[Opening Data provided section]

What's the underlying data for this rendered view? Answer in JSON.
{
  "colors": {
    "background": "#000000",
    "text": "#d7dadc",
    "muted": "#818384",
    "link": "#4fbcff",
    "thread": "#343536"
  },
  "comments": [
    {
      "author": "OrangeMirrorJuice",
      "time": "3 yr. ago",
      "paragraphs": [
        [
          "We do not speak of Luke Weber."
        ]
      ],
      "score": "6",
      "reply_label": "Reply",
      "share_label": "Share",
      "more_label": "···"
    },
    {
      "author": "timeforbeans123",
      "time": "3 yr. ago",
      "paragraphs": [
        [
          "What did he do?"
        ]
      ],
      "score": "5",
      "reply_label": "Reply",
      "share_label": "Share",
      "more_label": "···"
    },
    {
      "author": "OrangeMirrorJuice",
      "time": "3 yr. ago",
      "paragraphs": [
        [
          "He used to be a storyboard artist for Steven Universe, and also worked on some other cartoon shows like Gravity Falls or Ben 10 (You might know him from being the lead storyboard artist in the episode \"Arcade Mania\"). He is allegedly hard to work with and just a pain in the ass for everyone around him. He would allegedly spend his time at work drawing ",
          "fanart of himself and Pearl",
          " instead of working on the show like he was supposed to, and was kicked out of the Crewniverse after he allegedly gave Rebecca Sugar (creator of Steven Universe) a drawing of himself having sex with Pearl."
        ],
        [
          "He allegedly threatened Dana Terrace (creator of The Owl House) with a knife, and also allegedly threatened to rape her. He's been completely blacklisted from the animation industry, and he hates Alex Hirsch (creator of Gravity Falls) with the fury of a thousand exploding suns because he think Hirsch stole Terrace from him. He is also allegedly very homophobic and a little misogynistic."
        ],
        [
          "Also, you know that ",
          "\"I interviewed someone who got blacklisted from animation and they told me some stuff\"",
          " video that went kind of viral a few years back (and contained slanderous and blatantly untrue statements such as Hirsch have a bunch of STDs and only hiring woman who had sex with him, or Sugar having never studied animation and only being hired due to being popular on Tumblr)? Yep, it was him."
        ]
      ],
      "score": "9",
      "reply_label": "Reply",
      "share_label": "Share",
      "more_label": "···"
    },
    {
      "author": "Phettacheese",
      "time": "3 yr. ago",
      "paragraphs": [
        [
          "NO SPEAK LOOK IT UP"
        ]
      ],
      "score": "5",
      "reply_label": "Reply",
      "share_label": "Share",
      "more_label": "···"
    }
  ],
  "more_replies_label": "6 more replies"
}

[Closing Data provided section]

All entries above should be duplicated exactly, none omitted.

**Result of this exercise**.
What's the underlying data for this rendered view? Answer in JSON.
{
  "colors": {
    "background": "#000000",
    "text": "#d7dadc",
    "muted": "#818384",
    "link": "#4fbcff",
    "thread": "#343536"
  },
  "comments": [
    {
      "author": "OrangeMirrorJuice",
      "time": "3 yr. ago",
      "paragraphs": [
        [
          "We do not speak of Luke Weber."
        ]
      ],
      "score": "6",
      "reply_label": "Reply",
      "share_label": "Share",
      "more_label": "···"
    },
    {
      "author": "timeforbeans123",
      "time": "3 yr. ago",
      "paragraphs": [
        [
          "What did he do?"
        ]
      ],
      "score": "5",
      "reply_label": "Reply",
      "share_label": "Share",
      "more_label": "···"
    },
    {
      "author": "OrangeMirrorJuice",
      "time": "3 yr. ago",
      "paragraphs": [
        [
          "He used to be a storyboard artist for Steven Universe, and also worked on some other cartoon shows like Gravity Falls or Ben 10 (You might know him from being the lead storyboard artist in the episode \"Arcade Mania\"). He is allegedly hard to work with and just a pain in the ass for everyone around him. He would allegedly spend his time at work drawing ",
          "fanart of himself and Pearl",
          " instead of working on the show like he was supposed to, and was kicked out of the Crewniverse after he allegedly gave Rebecca Sugar (creator of Steven Universe) a drawing of himself having sex with Pearl."
        ],
        [
          "He allegedly threatened Dana Terrace (creator of The Owl House) with a knife, and also allegedly threatened to rape her. He's been completely blacklisted from the animation industry, and he hates Alex Hirsch (creator of Gravity Falls) with the fury of a thousand exploding suns because he think Hirsch stole Terrace from him. He is also allegedly very homophobic and a little misogynistic."
        ],
        [
          "Also, you know that ",
          "\"I interviewed someone who got blacklisted from animation and they told me some stuff\"",
          " video that went kind of viral a few years back (and contained slanderous and blatantly untrue statements such as Hirsch have a bunch of STDs and only hiring woman who had sex with him, or Sugar having never studied animation and only being hired due to being popular on Tumblr)? Yep, it was him."
        ]
      ],
      "score": "9",
      "reply_label": "Reply",
      "share_label": "Share",
      "more_label": "···"
    },
    {
      "author": "Phettacheese",
      "time": "3 yr. ago",
      "paragraphs": [
        [
          "NO SPEAK LOOK IT UP"
        ]
      ],
      "score": "5",
      "reply_label": "Reply",
      "share_label": "Share",
      "more_label": "···"
    }
  ],
  "more_replies_label": "6 more replies"
}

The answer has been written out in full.